# START OF Data provided
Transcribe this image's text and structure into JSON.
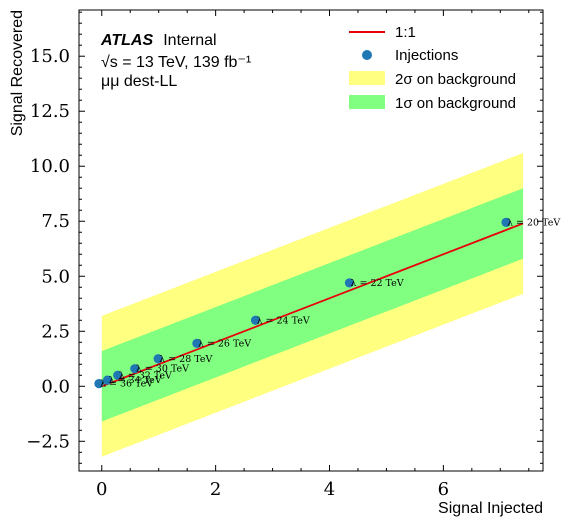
{
  "chart_data": {
    "type": "scatter",
    "xlabel": "Signal Injected",
    "ylabel": "Signal Recovered",
    "xlim": [
      -0.4,
      7.75
    ],
    "ylim": [
      -3.85,
      17.1
    ],
    "xticks": [
      0,
      2,
      4,
      6
    ],
    "xtick_labels": [
      "0",
      "2",
      "4",
      "6"
    ],
    "yticks": [
      -2.5,
      0.0,
      2.5,
      5.0,
      7.5,
      10.0,
      12.5,
      15.0
    ],
    "ytick_labels": [
      "−2.5",
      "0.0",
      "2.5",
      "5.0",
      "7.5",
      "10.0",
      "12.5",
      "15.0"
    ],
    "reference_line": {
      "name": "1:1",
      "color": "#e8000b",
      "x": [
        0.0,
        7.4
      ],
      "y": [
        0.0,
        7.4
      ]
    },
    "bands": [
      {
        "name": "2σ on background",
        "color": "#ffff80",
        "x": [
          0.0,
          7.4
        ],
        "low": [
          -3.2,
          4.2
        ],
        "high": [
          3.2,
          10.6
        ]
      },
      {
        "name": "1σ on background",
        "color": "#80ff80",
        "x": [
          0.0,
          7.4
        ],
        "low": [
          -1.6,
          5.8
        ],
        "high": [
          1.6,
          9.0
        ]
      }
    ],
    "series": [
      {
        "name": "Injections",
        "color": "#1f77b4",
        "points": [
          {
            "x": -0.05,
            "y": 0.12,
            "label": "λ = 36 TeV"
          },
          {
            "x": 0.1,
            "y": 0.28,
            "label": "λ = 34 TeV"
          },
          {
            "x": 0.28,
            "y": 0.5,
            "label": "λ = 32 TeV"
          },
          {
            "x": 0.58,
            "y": 0.8,
            "label": "λ = 30 TeV"
          },
          {
            "x": 0.99,
            "y": 1.25,
            "label": "λ = 28 TeV"
          },
          {
            "x": 1.67,
            "y": 1.95,
            "label": "λ = 26 TeV"
          },
          {
            "x": 2.7,
            "y": 3.0,
            "label": "λ = 24 TeV"
          },
          {
            "x": 4.35,
            "y": 4.7,
            "label": "λ = 22 TeV"
          },
          {
            "x": 7.1,
            "y": 7.45,
            "label": "λ = 20 TeV"
          }
        ]
      }
    ],
    "legend": {
      "position": "top-right",
      "entries": [
        "1:1",
        "Injections",
        "2σ on background",
        "1σ on background"
      ]
    }
  },
  "atlas": {
    "label": "ATLAS",
    "status": "Internal",
    "energy_line": "√s = 13 TeV, 139 fb⁻¹",
    "channel": "μμ dest-LL"
  }
}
# END OF Data provided
Every record must be copied exactly, with images dropped from the result.

• _Reply_
Transcribe this image's text and structure into JSON.
{
  "chart_data": {
    "type": "scatter",
    "xlabel": "Signal Injected",
    "ylabel": "Signal Recovered",
    "xlim": [
      -0.4,
      7.75
    ],
    "ylim": [
      -3.85,
      17.1
    ],
    "xticks": [
      0,
      2,
      4,
      6
    ],
    "xtick_labels": [
      "0",
      "2",
      "4",
      "6"
    ],
    "yticks": [
      -2.5,
      0.0,
      2.5,
      5.0,
      7.5,
      10.0,
      12.5,
      15.0
    ],
    "ytick_labels": [
      "−2.5",
      "0.0",
      "2.5",
      "5.0",
      "7.5",
      "10.0",
      "12.5",
      "15.0"
    ],
    "reference_line": {
      "name": "1:1",
      "color": "#e8000b",
      "x": [
        0.0,
        7.4
      ],
      "y": [
        0.0,
        7.4
      ]
    },
    "bands": [
      {
        "name": "2σ on background",
        "color": "#ffff80",
        "x": [
          0.0,
          7.4
        ],
        "low": [
          -3.2,
          4.2
        ],
        "high": [
          3.2,
          10.6
        ]
      },
      {
        "name": "1σ on background",
        "color": "#80ff80",
        "x": [
          0.0,
          7.4
        ],
        "low": [
          -1.6,
          5.8
        ],
        "high": [
          1.6,
          9.0
        ]
      }
    ],
    "series": [
      {
        "name": "Injections",
        "color": "#1f77b4",
        "points": [
          {
            "x": -0.05,
            "y": 0.12,
            "label": "λ = 36 TeV"
          },
          {
            "x": 0.1,
            "y": 0.28,
            "label": "λ = 34 TeV"
          },
          {
            "x": 0.28,
            "y": 0.5,
            "label": "λ = 32 TeV"
          },
          {
            "x": 0.58,
            "y": 0.8,
            "label": "λ = 30 TeV"
          },
          {
            "x": 0.99,
            "y": 1.25,
            "label": "λ = 28 TeV"
          },
          {
            "x": 1.67,
            "y": 1.95,
            "label": "λ = 26 TeV"
          },
          {
            "x": 2.7,
            "y": 3.0,
            "label": "λ = 24 TeV"
          },
          {
            "x": 4.35,
            "y": 4.7,
            "label": "λ = 22 TeV"
          },
          {
            "x": 7.1,
            "y": 7.45,
            "label": "λ = 20 TeV"
          }
        ]
      }
    ],
    "legend": {
      "position": "top-right",
      "entries": [
        "1:1",
        "Injections",
        "2σ on background",
        "1σ on background"
      ]
    }
  },
  "atlas": {
    "label": "ATLAS",
    "status": "Internal",
    "energy_line": "√s = 13 TeV, 139 fb⁻¹",
    "channel": "μμ dest-LL"
  }
}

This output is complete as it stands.